WHAT TO PRODUCE:
Extract every entry word for word. Skip the pictures.
## Start MATERIAL FOR THIS TASK
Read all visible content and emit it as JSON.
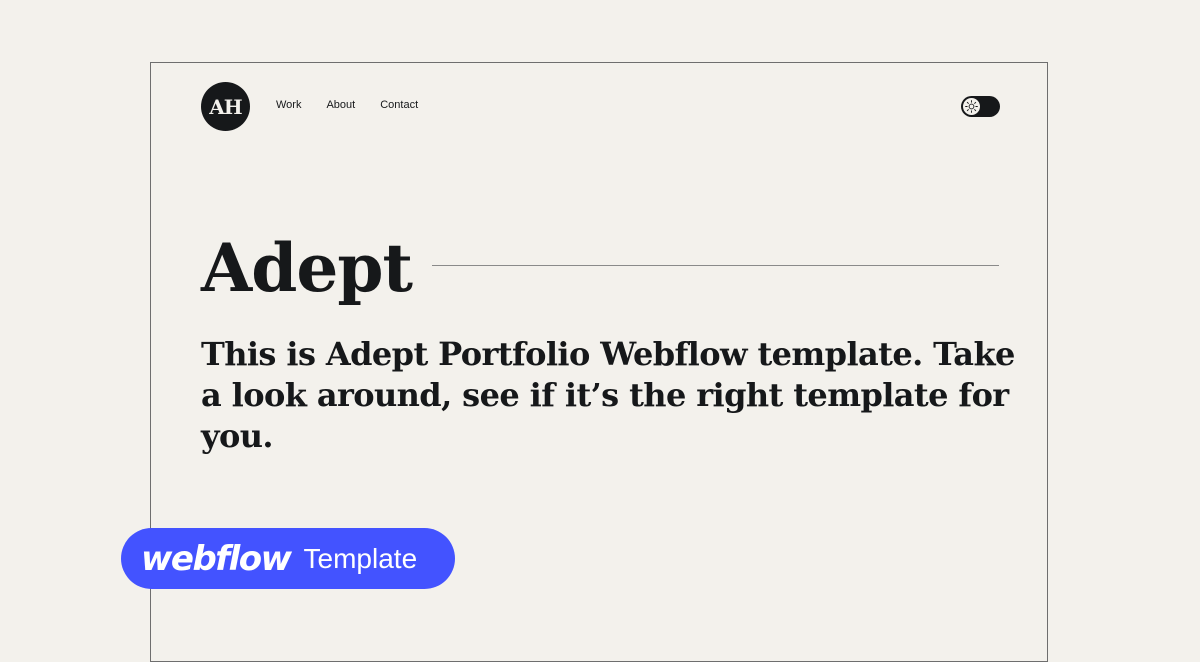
{
  "logo": {
    "text": "AH"
  },
  "nav": {
    "items": [
      {
        "label": "Work"
      },
      {
        "label": "About"
      },
      {
        "label": "Contact"
      }
    ]
  },
  "theme_toggle": {
    "icon": "sun-icon"
  },
  "hero": {
    "title": "Adept",
    "text": "This is Adept Portfolio Webflow template. Take a look around, see if it’s the right template for you."
  },
  "badge": {
    "brand": "webflow",
    "label": "Template"
  },
  "colors": {
    "background": "#f3f1ec",
    "text": "#16181a",
    "badge": "#4353ff"
  }
}
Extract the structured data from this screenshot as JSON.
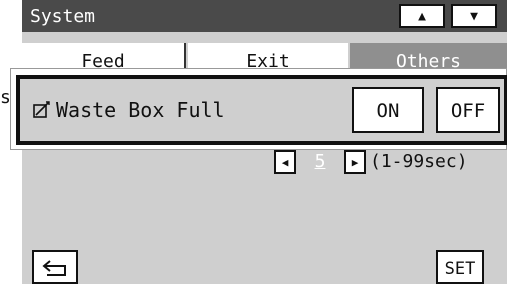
{
  "header": {
    "title": "System",
    "scroll_up_icon": "up-triangle-icon",
    "scroll_down_icon": "down-triangle-icon"
  },
  "tabs": [
    {
      "label": "Feed",
      "active": false
    },
    {
      "label": "Exit",
      "active": false
    },
    {
      "label": "Others",
      "active": true
    }
  ],
  "setting": {
    "label": "Waste Box Full",
    "icon": "edit-checkbox-icon",
    "on_label": "ON",
    "off_label": "OFF"
  },
  "number_setting": {
    "value": "5",
    "range": "(1-99sec)",
    "decrement_icon": "left-triangle-icon",
    "increment_icon": "right-triangle-icon"
  },
  "footer": {
    "back_icon": "return-arrow-icon",
    "set_label": "SET"
  },
  "edge_glyph": "s",
  "colors": {
    "title_bar": "#4a4a4a",
    "panel": "#cfcfcf",
    "active_tab": "#8f8f8f",
    "button": "#ffffff"
  }
}
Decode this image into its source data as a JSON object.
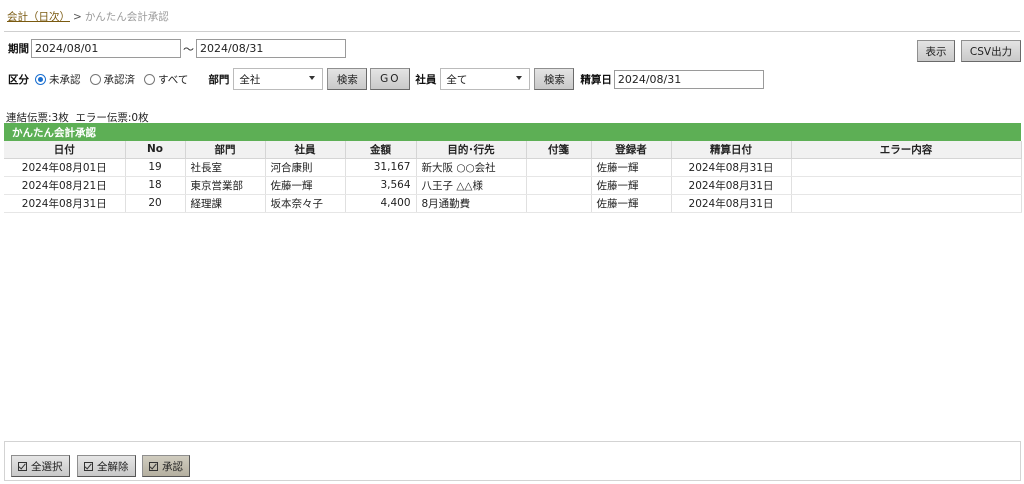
{
  "breadcrumb": {
    "link": "会計（日次）",
    "separator": ">",
    "current": "かんたん会計承認"
  },
  "period": {
    "label": "期間",
    "from": "2024/08/01",
    "tilde": "～",
    "to": "2024/08/31"
  },
  "actions": {
    "display": "表示",
    "csv": "CSV出力"
  },
  "filters": {
    "division_label": "区分",
    "radios": [
      {
        "label": "未承認",
        "checked": true
      },
      {
        "label": "承認済",
        "checked": false
      },
      {
        "label": "すべて",
        "checked": false
      }
    ],
    "dept_label": "部門",
    "dept_value": "全社",
    "search1": "検索",
    "go": "GO",
    "employee_label": "社員",
    "employee_value": "全て",
    "search2": "検索",
    "settle_label": "精算日",
    "settle_value": "2024/08/31"
  },
  "summary": "連結伝票:3枚  エラー伝票:0枚",
  "grid": {
    "title": "かんたん会計承認",
    "title_color": "#5daf55",
    "columns": [
      "日付",
      "No",
      "部門",
      "社員",
      "金額",
      "目的･行先",
      "付箋",
      "登録者",
      "精算日付",
      "エラー内容"
    ],
    "rows": [
      {
        "date": "2024年08月01日",
        "no": "19",
        "dept": "社長室",
        "employee": "河合康則",
        "amount": "31,167",
        "purpose": "新大阪 ○○会社",
        "tag": "",
        "registrant": "佐藤一輝",
        "settle_date": "2024年08月31日",
        "error": ""
      },
      {
        "date": "2024年08月21日",
        "no": "18",
        "dept": "東京営業部",
        "employee": "佐藤一輝",
        "amount": "3,564",
        "purpose": "八王子 △△様",
        "tag": "",
        "registrant": "佐藤一輝",
        "settle_date": "2024年08月31日",
        "error": ""
      },
      {
        "date": "2024年08月31日",
        "no": "20",
        "dept": "経理課",
        "employee": "坂本奈々子",
        "amount": "4,400",
        "purpose": "8月通勤費",
        "tag": "",
        "registrant": "佐藤一輝",
        "settle_date": "2024年08月31日",
        "error": ""
      }
    ]
  },
  "bottom": {
    "select_all": "全選択",
    "deselect_all": "全解除",
    "approve": "承認",
    "icon": "checkbox-icon"
  }
}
## End MATERIAL FOR THIS TASK
TASK RESULT:
Read all visible content and emit it as JSON.
{
  "logo": {
    "text": "AH"
  },
  "nav": {
    "items": [
      {
        "label": "Work"
      },
      {
        "label": "About"
      },
      {
        "label": "Contact"
      }
    ]
  },
  "theme_toggle": {
    "icon": "sun-icon"
  },
  "hero": {
    "title": "Adept",
    "text": "This is Adept Portfolio Webflow template. Take a look around, see if it’s the right template for you."
  },
  "badge": {
    "brand": "webflow",
    "label": "Template"
  },
  "colors": {
    "background": "#f3f1ec",
    "text": "#16181a",
    "badge": "#4353ff"
  }
}
Extract the structured data from this screenshot as JSON.
{
  "header": {
    "title": "System",
    "scroll_up_icon": "up-triangle-icon",
    "scroll_down_icon": "down-triangle-icon"
  },
  "tabs": [
    {
      "label": "Feed",
      "active": false
    },
    {
      "label": "Exit",
      "active": false
    },
    {
      "label": "Others",
      "active": true
    }
  ],
  "setting": {
    "label": "Waste Box Full",
    "icon": "edit-checkbox-icon",
    "on_label": "ON",
    "off_label": "OFF"
  },
  "number_setting": {
    "value": "5",
    "range": "(1-99sec)",
    "decrement_icon": "left-triangle-icon",
    "increment_icon": "right-triangle-icon"
  },
  "footer": {
    "back_icon": "return-arrow-icon",
    "set_label": "SET"
  },
  "edge_glyph": "s",
  "colors": {
    "title_bar": "#4a4a4a",
    "panel": "#cfcfcf",
    "active_tab": "#8f8f8f",
    "button": "#ffffff"
  }
}
Decode this image into its source data as a JSON object.
{
  "breadcrumb": {
    "link": "会計（日次）",
    "separator": ">",
    "current": "かんたん会計承認"
  },
  "period": {
    "label": "期間",
    "from": "2024/08/01",
    "tilde": "～",
    "to": "2024/08/31"
  },
  "actions": {
    "display": "表示",
    "csv": "CSV出力"
  },
  "filters": {
    "division_label": "区分",
    "radios": [
      {
        "label": "未承認",
        "checked": true
      },
      {
        "label": "承認済",
        "checked": false
      },
      {
        "label": "すべて",
        "checked": false
      }
    ],
    "dept_label": "部門",
    "dept_value": "全社",
    "search1": "検索",
    "go": "GO",
    "employee_label": "社員",
    "employee_value": "全て",
    "search2": "検索",
    "settle_label": "精算日",
    "settle_value": "2024/08/31"
  },
  "summary": "連結伝票:3枚  エラー伝票:0枚",
  "grid": {
    "title": "かんたん会計承認",
    "title_color": "#5daf55",
    "columns": [
      "日付",
      "No",
      "部門",
      "社員",
      "金額",
      "目的･行先",
      "付箋",
      "登録者",
      "精算日付",
      "エラー内容"
    ],
    "rows": [
      {
        "date": "2024年08月01日",
        "no": "19",
        "dept": "社長室",
        "employee": "河合康則",
        "amount": "31,167",
        "purpose": "新大阪 ○○会社",
        "tag": "",
        "registrant": "佐藤一輝",
        "settle_date": "2024年08月31日",
        "error": ""
      },
      {
        "date": "2024年08月21日",
        "no": "18",
        "dept": "東京営業部",
        "employee": "佐藤一輝",
        "amount": "3,564",
        "purpose": "八王子 △△様",
        "tag": "",
        "registrant": "佐藤一輝",
        "settle_date": "2024年08月31日",
        "error": ""
      },
      {
        "date": "2024年08月31日",
        "no": "20",
        "dept": "経理課",
        "employee": "坂本奈々子",
        "amount": "4,400",
        "purpose": "8月通勤費",
        "tag": "",
        "registrant": "佐藤一輝",
        "settle_date": "2024年08月31日",
        "error": ""
      }
    ]
  },
  "bottom": {
    "select_all": "全選択",
    "deselect_all": "全解除",
    "approve": "承認",
    "icon": "checkbox-icon"
  }
}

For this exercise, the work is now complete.